"""

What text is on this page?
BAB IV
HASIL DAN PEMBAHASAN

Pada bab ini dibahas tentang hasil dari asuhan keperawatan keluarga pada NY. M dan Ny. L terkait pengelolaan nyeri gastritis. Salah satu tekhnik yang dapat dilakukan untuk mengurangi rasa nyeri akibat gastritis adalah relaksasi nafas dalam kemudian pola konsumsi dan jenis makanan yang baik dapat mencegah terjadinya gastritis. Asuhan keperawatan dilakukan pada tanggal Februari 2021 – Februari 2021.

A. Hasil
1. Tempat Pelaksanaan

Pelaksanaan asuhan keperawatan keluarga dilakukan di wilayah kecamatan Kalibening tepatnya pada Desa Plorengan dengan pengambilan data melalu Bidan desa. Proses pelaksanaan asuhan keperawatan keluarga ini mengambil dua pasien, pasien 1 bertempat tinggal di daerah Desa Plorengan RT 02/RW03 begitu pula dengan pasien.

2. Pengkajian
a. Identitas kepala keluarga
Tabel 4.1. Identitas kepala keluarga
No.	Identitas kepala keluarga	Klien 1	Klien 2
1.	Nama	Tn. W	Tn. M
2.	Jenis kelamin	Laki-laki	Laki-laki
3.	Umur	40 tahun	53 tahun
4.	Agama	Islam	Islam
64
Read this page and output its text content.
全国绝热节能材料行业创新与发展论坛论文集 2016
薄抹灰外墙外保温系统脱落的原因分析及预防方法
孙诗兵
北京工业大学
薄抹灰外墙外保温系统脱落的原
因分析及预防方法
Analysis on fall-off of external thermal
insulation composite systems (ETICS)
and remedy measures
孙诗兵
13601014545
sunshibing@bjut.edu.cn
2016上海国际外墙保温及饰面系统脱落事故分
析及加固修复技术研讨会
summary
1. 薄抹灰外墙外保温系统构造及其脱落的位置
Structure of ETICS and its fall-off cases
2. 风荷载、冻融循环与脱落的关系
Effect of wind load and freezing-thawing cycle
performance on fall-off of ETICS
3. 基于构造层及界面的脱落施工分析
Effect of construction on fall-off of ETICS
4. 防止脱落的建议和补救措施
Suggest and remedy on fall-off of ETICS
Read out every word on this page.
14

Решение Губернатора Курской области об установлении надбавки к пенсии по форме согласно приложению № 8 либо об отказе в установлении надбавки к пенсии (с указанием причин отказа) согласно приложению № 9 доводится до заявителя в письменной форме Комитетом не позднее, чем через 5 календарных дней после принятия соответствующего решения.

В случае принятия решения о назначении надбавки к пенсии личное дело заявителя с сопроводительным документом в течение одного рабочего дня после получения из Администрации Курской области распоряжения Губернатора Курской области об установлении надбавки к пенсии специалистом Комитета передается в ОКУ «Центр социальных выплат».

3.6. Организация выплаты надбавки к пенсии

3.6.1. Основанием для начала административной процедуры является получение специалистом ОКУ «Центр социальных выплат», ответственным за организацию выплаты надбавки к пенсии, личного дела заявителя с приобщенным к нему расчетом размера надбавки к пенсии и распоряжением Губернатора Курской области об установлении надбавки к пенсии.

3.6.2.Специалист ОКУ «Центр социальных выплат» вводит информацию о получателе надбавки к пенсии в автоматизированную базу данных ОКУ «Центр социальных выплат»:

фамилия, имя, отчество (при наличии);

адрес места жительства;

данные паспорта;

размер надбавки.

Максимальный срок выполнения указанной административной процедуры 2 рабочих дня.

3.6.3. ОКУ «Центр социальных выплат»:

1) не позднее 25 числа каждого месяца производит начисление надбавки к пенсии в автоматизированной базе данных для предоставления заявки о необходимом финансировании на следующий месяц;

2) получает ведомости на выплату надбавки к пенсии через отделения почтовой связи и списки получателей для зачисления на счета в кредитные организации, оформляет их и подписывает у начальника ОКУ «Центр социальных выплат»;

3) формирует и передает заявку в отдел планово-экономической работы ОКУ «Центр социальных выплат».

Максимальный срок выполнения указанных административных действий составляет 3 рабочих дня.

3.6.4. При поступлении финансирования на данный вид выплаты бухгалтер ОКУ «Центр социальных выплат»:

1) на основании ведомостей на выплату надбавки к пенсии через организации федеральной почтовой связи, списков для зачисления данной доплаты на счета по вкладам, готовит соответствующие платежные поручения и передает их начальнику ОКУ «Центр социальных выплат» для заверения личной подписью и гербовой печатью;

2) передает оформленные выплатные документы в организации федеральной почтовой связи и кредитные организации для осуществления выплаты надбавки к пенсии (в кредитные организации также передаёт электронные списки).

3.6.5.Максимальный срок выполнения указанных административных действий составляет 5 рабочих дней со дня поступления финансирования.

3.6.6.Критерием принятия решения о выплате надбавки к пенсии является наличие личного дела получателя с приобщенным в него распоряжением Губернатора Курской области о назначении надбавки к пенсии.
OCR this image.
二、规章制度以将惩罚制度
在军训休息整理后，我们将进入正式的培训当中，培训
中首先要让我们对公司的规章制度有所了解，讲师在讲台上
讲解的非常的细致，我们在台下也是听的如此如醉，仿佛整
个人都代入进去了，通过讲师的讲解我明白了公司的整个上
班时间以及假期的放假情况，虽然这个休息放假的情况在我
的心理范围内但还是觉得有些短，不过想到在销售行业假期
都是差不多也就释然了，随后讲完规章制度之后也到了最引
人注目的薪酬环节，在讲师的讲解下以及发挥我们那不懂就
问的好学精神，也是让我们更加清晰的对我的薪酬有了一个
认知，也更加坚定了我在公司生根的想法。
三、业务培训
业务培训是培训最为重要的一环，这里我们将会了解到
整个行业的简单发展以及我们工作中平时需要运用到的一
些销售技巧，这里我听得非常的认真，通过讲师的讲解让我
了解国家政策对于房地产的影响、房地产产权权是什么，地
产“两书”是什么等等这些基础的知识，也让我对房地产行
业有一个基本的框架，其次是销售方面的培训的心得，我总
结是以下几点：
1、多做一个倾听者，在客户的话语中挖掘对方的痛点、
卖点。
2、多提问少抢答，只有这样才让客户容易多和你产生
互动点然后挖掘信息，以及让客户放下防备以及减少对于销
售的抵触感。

"""

▸ Task to carry out:
Output all of the data above without any alteration.

▸ Complete output:
What text is on this page?
BAB IV
HASIL DAN PEMBAHASAN

Pada bab ini dibahas tentang hasil dari asuhan keperawatan keluarga pada NY. M dan Ny. L terkait pengelolaan nyeri gastritis. Salah satu tekhnik yang dapat dilakukan untuk mengurangi rasa nyeri akibat gastritis adalah relaksasi nafas dalam kemudian pola konsumsi dan jenis makanan yang baik dapat mencegah terjadinya gastritis. Asuhan keperawatan dilakukan pada tanggal Februari 2021 – Februari 2021.

A. Hasil
1. Tempat Pelaksanaan

Pelaksanaan asuhan keperawatan keluarga dilakukan di wilayah kecamatan Kalibening tepatnya pada Desa Plorengan dengan pengambilan data melalu Bidan desa. Proses pelaksanaan asuhan keperawatan keluarga ini mengambil dua pasien, pasien 1 bertempat tinggal di daerah Desa Plorengan RT 02/RW03 begitu pula dengan pasien.

2. Pengkajian
a. Identitas kepala keluarga
Tabel 4.1. Identitas kepala keluarga
No.	Identitas kepala keluarga	Klien 1	Klien 2
1.	Nama	Tn. W	Tn. M
2.	Jenis kelamin	Laki-laki	Laki-laki
3.	Umur	40 tahun	53 tahun
4.	Agama	Islam	Islam
64
Read this page and output its text content.
全国绝热节能材料行业创新与发展论坛论文集 2016
薄抹灰外墙外保温系统脱落的原因分析及预防方法
孙诗兵
北京工业大学
薄抹灰外墙外保温系统脱落的原
因分析及预防方法
Analysis on fall-off of external thermal
insulation composite systems (ETICS)
and remedy measures
孙诗兵
13601014545
sunshibing@bjut.edu.cn
2016上海国际外墙保温及饰面系统脱落事故分
析及加固修复技术研讨会
summary
1. 薄抹灰外墙外保温系统构造及其脱落的位置
Structure of ETICS and its fall-off cases
2. 风荷载、冻融循环与脱落的关系
Effect of wind load and freezing-thawing cycle
performance on fall-off of ETICS
3. 基于构造层及界面的脱落施工分析
Effect of construction on fall-off of ETICS
4. 防止脱落的建议和补救措施
Suggest and remedy on fall-off of ETICS
Read out every word on this page.
14

Решение Губернатора Курской области об установлении надбавки к пенсии по форме согласно приложению № 8 либо об отказе в установлении надбавки к пенсии (с указанием причин отказа) согласно приложению № 9 доводится до заявителя в письменной форме Комитетом не позднее, чем через 5 календарных дней после принятия соответствующего решения.

В случае принятия решения о назначении надбавки к пенсии личное дело заявителя с сопроводительным документом в течение одного рабочего дня после получения из Администрации Курской области распоряжения Губернатора Курской области об установлении надбавки к пенсии специалистом Комитета передается в ОКУ «Центр социальных выплат».

3.6. Организация выплаты надбавки к пенсии

3.6.1. Основанием для начала административной процедуры является получение специалистом ОКУ «Центр социальных выплат», ответственным за организацию выплаты надбавки к пенсии, личного дела заявителя с приобщенным к нему расчетом размера надбавки к пенсии и распоряжением Губернатора Курской области об установлении надбавки к пенсии.

3.6.2.Специалист ОКУ «Центр социальных выплат» вводит информацию о получателе надбавки к пенсии в автоматизированную базу данных ОКУ «Центр социальных выплат»:

фамилия, имя, отчество (при наличии);

адрес места жительства;

данные паспорта;

размер надбавки.

Максимальный срок выполнения указанной административной процедуры 2 рабочих дня.

3.6.3. ОКУ «Центр социальных выплат»:

1) не позднее 25 числа каждого месяца производит начисление надбавки к пенсии в автоматизированной базе данных для предоставления заявки о необходимом финансировании на следующий месяц;

2) получает ведомости на выплату надбавки к пенсии через отделения почтовой связи и списки получателей для зачисления на счета в кредитные организации, оформляет их и подписывает у начальника ОКУ «Центр социальных выплат»;

3) формирует и передает заявку в отдел планово-экономической работы ОКУ «Центр социальных выплат».

Максимальный срок выполнения указанных административных действий составляет 3 рабочих дня.

3.6.4. При поступлении финансирования на данный вид выплаты бухгалтер ОКУ «Центр социальных выплат»:

1) на основании ведомостей на выплату надбавки к пенсии через организации федеральной почтовой связи, списков для зачисления данной доплаты на счета по вкладам, готовит соответствующие платежные поручения и передает их начальнику ОКУ «Центр социальных выплат» для заверения личной подписью и гербовой печатью;

2) передает оформленные выплатные документы в организации федеральной почтовой связи и кредитные организации для осуществления выплаты надбавки к пенсии (в кредитные организации также передаёт электронные списки).

3.6.5.Максимальный срок выполнения указанных административных действий составляет 5 рабочих дней со дня поступления финансирования.

3.6.6.Критерием принятия решения о выплате надбавки к пенсии является наличие личного дела получателя с приобщенным в него распоряжением Губернатора Курской области о назначении надбавки к пенсии.
OCR this image.
二、规章制度以将惩罚制度
在军训休息整理后，我们将进入正式的培训当中，培训
中首先要让我们对公司的规章制度有所了解，讲师在讲台上
讲解的非常的细致，我们在台下也是听的如此如醉，仿佛整
个人都代入进去了，通过讲师的讲解我明白了公司的整个上
班时间以及假期的放假情况，虽然这个休息放假的情况在我
的心理范围内但还是觉得有些短，不过想到在销售行业假期
都是差不多也就释然了，随后讲完规章制度之后也到了最引
人注目的薪酬环节，在讲师的讲解下以及发挥我们那不懂就
问的好学精神，也是让我们更加清晰的对我的薪酬有了一个
认知，也更加坚定了我在公司生根的想法。
三、业务培训
业务培训是培训最为重要的一环，这里我们将会了解到
整个行业的简单发展以及我们工作中平时需要运用到的一
些销售技巧，这里我听得非常的认真，通过讲师的讲解让我
了解国家政策对于房地产的影响、房地产产权权是什么，地
产“两书”是什么等等这些基础的知识，也让我对房地产行
业有一个基本的框架，其次是销售方面的培训的心得，我总
结是以下几点：
1、多做一个倾听者，在客户的话语中挖掘对方的痛点、
卖点。
2、多提问少抢答，只有这样才让客户容易多和你产生
互动点然后挖掘信息，以及让客户放下防备以及减少对于销
售的抵触感。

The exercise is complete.